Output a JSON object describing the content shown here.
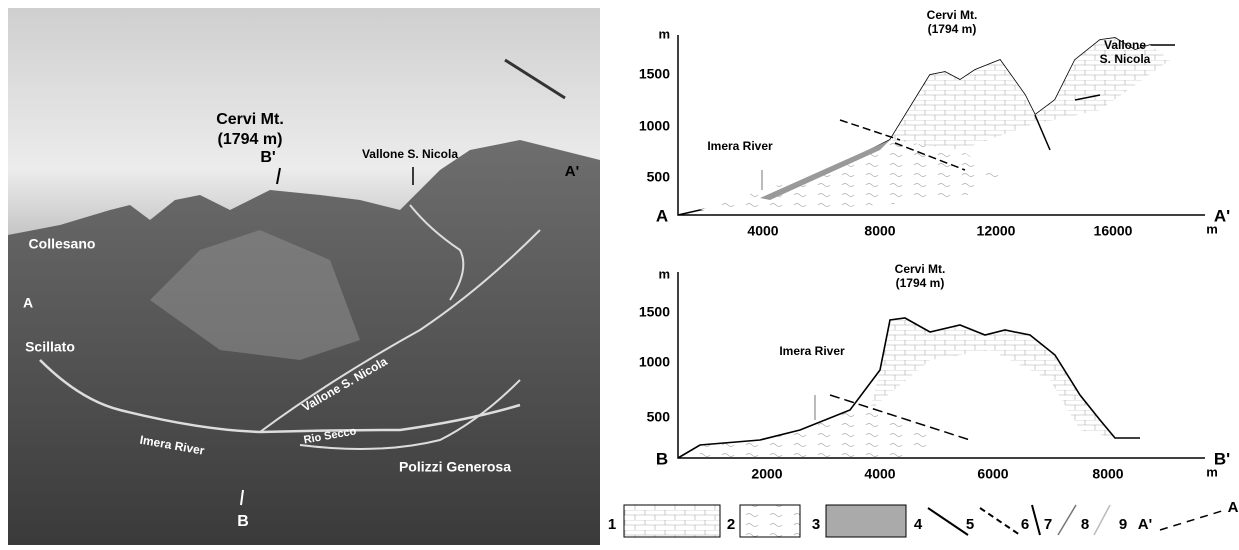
{
  "photo": {
    "labels": [
      "Cervi Mt.",
      "(1794 m)",
      "B'",
      "Vallone S. Nicola",
      "A'",
      "Collesano",
      "A",
      "Scillato",
      "Vallone S. Nicola",
      "Imera River",
      "Rio Secco",
      "Polizzi Generosa",
      "B"
    ]
  },
  "profile_a": {
    "y_unit": "m",
    "x_unit": "m",
    "yticks": [
      1500,
      1000,
      500
    ],
    "xticks": [
      4000,
      8000,
      12000,
      16000
    ],
    "labels": [
      "Cervi Mt.",
      "(1794 m)",
      "Vallone",
      "S. Nicola",
      "Imera River"
    ],
    "start": "A",
    "end": "A'"
  },
  "profile_b": {
    "y_unit": "m",
    "x_unit": "m",
    "yticks": [
      1500,
      1000,
      500
    ],
    "xticks": [
      2000,
      4000,
      6000,
      8000
    ],
    "labels": [
      "Cervi Mt.",
      "(1794 m)",
      "Imera River"
    ],
    "start": "B",
    "end": "B'"
  },
  "legend": [
    "1",
    "2",
    "3",
    "4",
    "5",
    "6",
    "7",
    "8",
    "9",
    "A'",
    "A"
  ]
}
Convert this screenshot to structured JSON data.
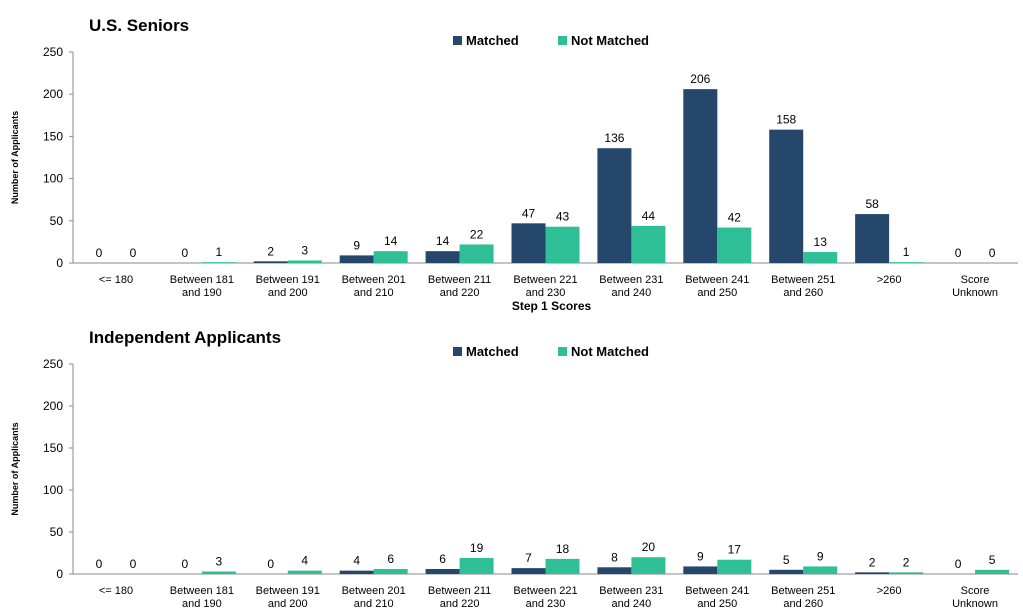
{
  "legend": {
    "matched": "Matched",
    "not_matched": "Not Matched"
  },
  "colors": {
    "matched": "#25476b",
    "not_matched": "#2fbf96"
  },
  "chart_data": [
    {
      "type": "bar",
      "title": "U.S. Seniors",
      "xlabel": "Step 1 Scores",
      "ylabel": "Number of Applicants",
      "ylim": [
        0,
        250
      ],
      "yticks": [
        0,
        50,
        100,
        150,
        200,
        250
      ],
      "categories": [
        [
          "<= 180"
        ],
        [
          "Between 181",
          "and 190"
        ],
        [
          "Between 191",
          "and 200"
        ],
        [
          "Between 201",
          "and 210"
        ],
        [
          "Between 211",
          "and 220"
        ],
        [
          "Between 221",
          "and 230"
        ],
        [
          "Between 231",
          "and 240"
        ],
        [
          "Between 241",
          "and 250"
        ],
        [
          "Between 251",
          "and 260"
        ],
        [
          ">260"
        ],
        [
          "Score",
          "Unknown"
        ]
      ],
      "series": [
        {
          "name": "Matched",
          "values": [
            0,
            0,
            2,
            9,
            14,
            47,
            136,
            206,
            158,
            58,
            0
          ]
        },
        {
          "name": "Not Matched",
          "values": [
            0,
            1,
            3,
            14,
            22,
            43,
            44,
            42,
            13,
            1,
            0
          ]
        }
      ]
    },
    {
      "type": "bar",
      "title": "Independent Applicants",
      "xlabel": "",
      "ylabel": "Number of Applicants",
      "ylim": [
        0,
        250
      ],
      "yticks": [
        0,
        50,
        100,
        150,
        200,
        250
      ],
      "categories": [
        [
          "<= 180"
        ],
        [
          "Between 181",
          "and 190"
        ],
        [
          "Between 191",
          "and 200"
        ],
        [
          "Between 201",
          "and 210"
        ],
        [
          "Between 211",
          "and 220"
        ],
        [
          "Between 221",
          "and 230"
        ],
        [
          "Between 231",
          "and 240"
        ],
        [
          "Between 241",
          "and 250"
        ],
        [
          "Between 251",
          "and 260"
        ],
        [
          ">260"
        ],
        [
          "Score",
          "Unknown"
        ]
      ],
      "series": [
        {
          "name": "Matched",
          "values": [
            0,
            0,
            0,
            4,
            6,
            7,
            8,
            9,
            5,
            2,
            0
          ]
        },
        {
          "name": "Not Matched",
          "values": [
            0,
            3,
            4,
            6,
            19,
            18,
            20,
            17,
            9,
            2,
            5
          ]
        }
      ]
    }
  ]
}
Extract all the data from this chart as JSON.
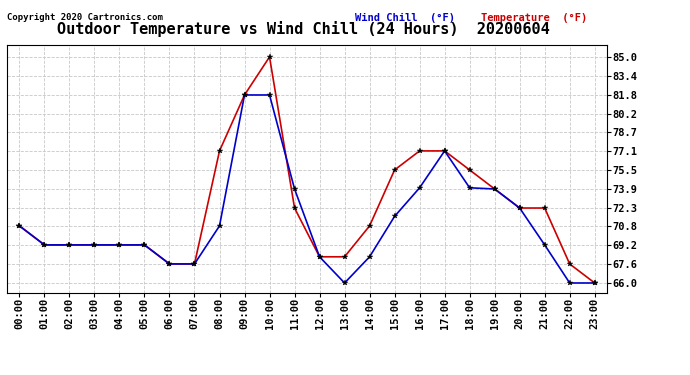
{
  "title": "Outdoor Temperature vs Wind Chill (24 Hours)  20200604",
  "copyright": "Copyright 2020 Cartronics.com",
  "legend_wind_chill": "Wind Chill  (°F)",
  "legend_temp": "Temperature  (°F)",
  "hours": [
    0,
    1,
    2,
    3,
    4,
    5,
    6,
    7,
    8,
    9,
    10,
    11,
    12,
    13,
    14,
    15,
    16,
    17,
    18,
    19,
    20,
    21,
    22,
    23
  ],
  "temperature": [
    70.8,
    69.2,
    69.2,
    69.2,
    69.2,
    69.2,
    67.6,
    67.6,
    77.1,
    81.8,
    85.0,
    72.3,
    68.2,
    68.2,
    70.8,
    75.5,
    77.1,
    77.1,
    75.5,
    73.9,
    72.3,
    72.3,
    67.6,
    66.0
  ],
  "wind_chill": [
    70.8,
    69.2,
    69.2,
    69.2,
    69.2,
    69.2,
    67.6,
    67.6,
    70.8,
    81.8,
    81.8,
    73.9,
    68.2,
    66.0,
    68.2,
    71.6,
    74.0,
    77.1,
    74.0,
    73.9,
    72.3,
    69.2,
    66.0,
    66.0
  ],
  "ylim": [
    65.2,
    86.0
  ],
  "yticks": [
    66.0,
    67.6,
    69.2,
    70.8,
    72.3,
    73.9,
    75.5,
    77.1,
    78.7,
    80.2,
    81.8,
    83.4,
    85.0
  ],
  "temp_color": "#cc0000",
  "wind_color": "#0000cc",
  "marker_color": "#000000",
  "grid_color": "#c8c8c8",
  "background_color": "#ffffff",
  "title_fontsize": 11,
  "tick_fontsize": 7.5,
  "copyright_fontsize": 6.5,
  "legend_fontsize": 7.5
}
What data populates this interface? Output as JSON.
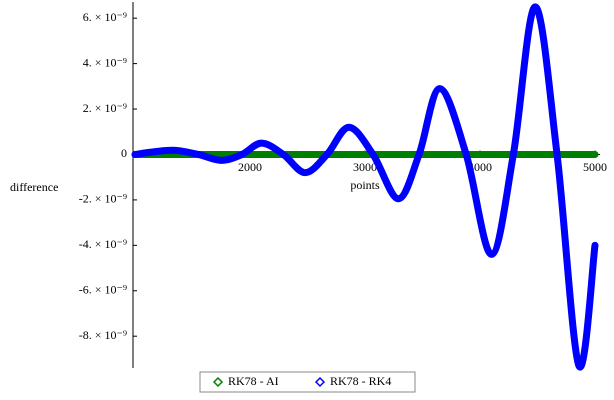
{
  "chart_data": {
    "type": "line",
    "x_label": "points",
    "y_label": "difference",
    "xlim": [
      1000,
      5000
    ],
    "ylim": [
      -9.4e-09,
      6.8e-09
    ],
    "xticks": [
      2000,
      3000,
      4000,
      5000
    ],
    "yticks": [
      {
        "value": -8e-09,
        "label": "-8. × 10⁻⁹"
      },
      {
        "value": -6e-09,
        "label": "-6. × 10⁻⁹"
      },
      {
        "value": -4e-09,
        "label": "-4. × 10⁻⁹"
      },
      {
        "value": -2e-09,
        "label": "-2. × 10⁻⁹"
      },
      0,
      {
        "value": 2e-09,
        "label": "2. × 10⁻⁹"
      },
      {
        "value": 4e-09,
        "label": "4. × 10⁻⁹"
      },
      {
        "value": 6e-09,
        "label": "6. × 10⁻⁹"
      }
    ],
    "series": [
      {
        "name": "RK78 - AI",
        "color": "#008000",
        "x": [
          1000,
          5000
        ],
        "values": [
          0,
          0
        ]
      },
      {
        "name": "RK78 - RK4",
        "color": "#0000ff",
        "x": [
          1000,
          1170,
          1350,
          1550,
          1750,
          1930,
          2100,
          2290,
          2480,
          2670,
          2860,
          3070,
          3290,
          3470,
          3650,
          3880,
          4100,
          4290,
          4480,
          4670,
          4860,
          5000
        ],
        "values": [
          0,
          1.2e-10,
          1.8e-10,
          0,
          -2.6e-10,
          0,
          5e-10,
          0,
          -8e-10,
          0,
          1.2e-09,
          0,
          -1.95e-09,
          0,
          2.9e-09,
          0,
          -4.4e-09,
          0,
          6.5e-09,
          0,
          -9.3e-09,
          -4e-09
        ]
      }
    ]
  }
}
* * * *
| WHAT YOU ARE ASKED TO DO |
Give every record back exactly as it reads, with no images.

| TASK SOLUTION |
Output a JSON object describing the content shown here.
{
  "photo": {
    "labels": [
      "Cervi Mt.",
      "(1794 m)",
      "B'",
      "Vallone S. Nicola",
      "A'",
      "Collesano",
      "A",
      "Scillato",
      "Vallone S. Nicola",
      "Imera River",
      "Rio Secco",
      "Polizzi Generosa",
      "B"
    ]
  },
  "profile_a": {
    "y_unit": "m",
    "x_unit": "m",
    "yticks": [
      1500,
      1000,
      500
    ],
    "xticks": [
      4000,
      8000,
      12000,
      16000
    ],
    "labels": [
      "Cervi Mt.",
      "(1794 m)",
      "Vallone",
      "S. Nicola",
      "Imera River"
    ],
    "start": "A",
    "end": "A'"
  },
  "profile_b": {
    "y_unit": "m",
    "x_unit": "m",
    "yticks": [
      1500,
      1000,
      500
    ],
    "xticks": [
      2000,
      4000,
      6000,
      8000
    ],
    "labels": [
      "Cervi Mt.",
      "(1794 m)",
      "Imera River"
    ],
    "start": "B",
    "end": "B'"
  },
  "legend": [
    "1",
    "2",
    "3",
    "4",
    "5",
    "6",
    "7",
    "8",
    "9",
    "A'",
    "A"
  ]
}
Convert this screenshot to structured JSON data.
{
  "legend": {
    "matched": "Matched",
    "not_matched": "Not Matched"
  },
  "colors": {
    "matched": "#25476b",
    "not_matched": "#2fbf96"
  },
  "chart_data": [
    {
      "type": "bar",
      "title": "U.S. Seniors",
      "xlabel": "Step 1 Scores",
      "ylabel": "Number of Applicants",
      "ylim": [
        0,
        250
      ],
      "yticks": [
        0,
        50,
        100,
        150,
        200,
        250
      ],
      "categories": [
        [
          "<= 180"
        ],
        [
          "Between 181",
          "and 190"
        ],
        [
          "Between 191",
          "and 200"
        ],
        [
          "Between 201",
          "and 210"
        ],
        [
          "Between 211",
          "and 220"
        ],
        [
          "Between 221",
          "and 230"
        ],
        [
          "Between 231",
          "and 240"
        ],
        [
          "Between 241",
          "and 250"
        ],
        [
          "Between 251",
          "and 260"
        ],
        [
          ">260"
        ],
        [
          "Score",
          "Unknown"
        ]
      ],
      "series": [
        {
          "name": "Matched",
          "values": [
            0,
            0,
            2,
            9,
            14,
            47,
            136,
            206,
            158,
            58,
            0
          ]
        },
        {
          "name": "Not Matched",
          "values": [
            0,
            1,
            3,
            14,
            22,
            43,
            44,
            42,
            13,
            1,
            0
          ]
        }
      ]
    },
    {
      "type": "bar",
      "title": "Independent Applicants",
      "xlabel": "",
      "ylabel": "Number of Applicants",
      "ylim": [
        0,
        250
      ],
      "yticks": [
        0,
        50,
        100,
        150,
        200,
        250
      ],
      "categories": [
        [
          "<= 180"
        ],
        [
          "Between 181",
          "and 190"
        ],
        [
          "Between 191",
          "and 200"
        ],
        [
          "Between 201",
          "and 210"
        ],
        [
          "Between 211",
          "and 220"
        ],
        [
          "Between 221",
          "and 230"
        ],
        [
          "Between 231",
          "and 240"
        ],
        [
          "Between 241",
          "and 250"
        ],
        [
          "Between 251",
          "and 260"
        ],
        [
          ">260"
        ],
        [
          "Score",
          "Unknown"
        ]
      ],
      "series": [
        {
          "name": "Matched",
          "values": [
            0,
            0,
            0,
            4,
            6,
            7,
            8,
            9,
            5,
            2,
            0
          ]
        },
        {
          "name": "Not Matched",
          "values": [
            0,
            3,
            4,
            6,
            19,
            18,
            20,
            17,
            9,
            2,
            5
          ]
        }
      ]
    }
  ]
}
Extract all the data from this chart as JSON.
{
  "title": "Outdoor Temperature vs Wind Chill (24 Hours)  20200604",
  "copyright": "Copyright 2020 Cartronics.com",
  "legend_wind_chill": "Wind Chill  (°F)",
  "legend_temp": "Temperature  (°F)",
  "hours": [
    0,
    1,
    2,
    3,
    4,
    5,
    6,
    7,
    8,
    9,
    10,
    11,
    12,
    13,
    14,
    15,
    16,
    17,
    18,
    19,
    20,
    21,
    22,
    23
  ],
  "temperature": [
    70.8,
    69.2,
    69.2,
    69.2,
    69.2,
    69.2,
    67.6,
    67.6,
    77.1,
    81.8,
    85.0,
    72.3,
    68.2,
    68.2,
    70.8,
    75.5,
    77.1,
    77.1,
    75.5,
    73.9,
    72.3,
    72.3,
    67.6,
    66.0
  ],
  "wind_chill": [
    70.8,
    69.2,
    69.2,
    69.2,
    69.2,
    69.2,
    67.6,
    67.6,
    70.8,
    81.8,
    81.8,
    73.9,
    68.2,
    66.0,
    68.2,
    71.6,
    74.0,
    77.1,
    74.0,
    73.9,
    72.3,
    69.2,
    66.0,
    66.0
  ],
  "ylim": [
    65.2,
    86.0
  ],
  "yticks": [
    66.0,
    67.6,
    69.2,
    70.8,
    72.3,
    73.9,
    75.5,
    77.1,
    78.7,
    80.2,
    81.8,
    83.4,
    85.0
  ],
  "temp_color": "#cc0000",
  "wind_color": "#0000cc",
  "marker_color": "#000000",
  "grid_color": "#c8c8c8",
  "background_color": "#ffffff",
  "title_fontsize": 11,
  "tick_fontsize": 7.5,
  "copyright_fontsize": 6.5,
  "legend_fontsize": 7.5
}
What data populates this interface? Output as JSON.
{
  "chart_data": {
    "type": "line",
    "x_label": "points",
    "y_label": "difference",
    "xlim": [
      1000,
      5000
    ],
    "ylim": [
      -9.4e-09,
      6.8e-09
    ],
    "xticks": [
      2000,
      3000,
      4000,
      5000
    ],
    "yticks": [
      {
        "value": -8e-09,
        "label": "-8. × 10⁻⁹"
      },
      {
        "value": -6e-09,
        "label": "-6. × 10⁻⁹"
      },
      {
        "value": -4e-09,
        "label": "-4. × 10⁻⁹"
      },
      {
        "value": -2e-09,
        "label": "-2. × 10⁻⁹"
      },
      0,
      {
        "value": 2e-09,
        "label": "2. × 10⁻⁹"
      },
      {
        "value": 4e-09,
        "label": "4. × 10⁻⁹"
      },
      {
        "value": 6e-09,
        "label": "6. × 10⁻⁹"
      }
    ],
    "series": [
      {
        "name": "RK78 - AI",
        "color": "#008000",
        "x": [
          1000,
          5000
        ],
        "values": [
          0,
          0
        ]
      },
      {
        "name": "RK78 - RK4",
        "color": "#0000ff",
        "x": [
          1000,
          1170,
          1350,
          1550,
          1750,
          1930,
          2100,
          2290,
          2480,
          2670,
          2860,
          3070,
          3290,
          3470,
          3650,
          3880,
          4100,
          4290,
          4480,
          4670,
          4860,
          5000
        ],
        "values": [
          0,
          1.2e-10,
          1.8e-10,
          0,
          -2.6e-10,
          0,
          5e-10,
          0,
          -8e-10,
          0,
          1.2e-09,
          0,
          -1.95e-09,
          0,
          2.9e-09,
          0,
          -4.4e-09,
          0,
          6.5e-09,
          0,
          -9.3e-09,
          -4e-09
        ]
      }
    ]
  }
}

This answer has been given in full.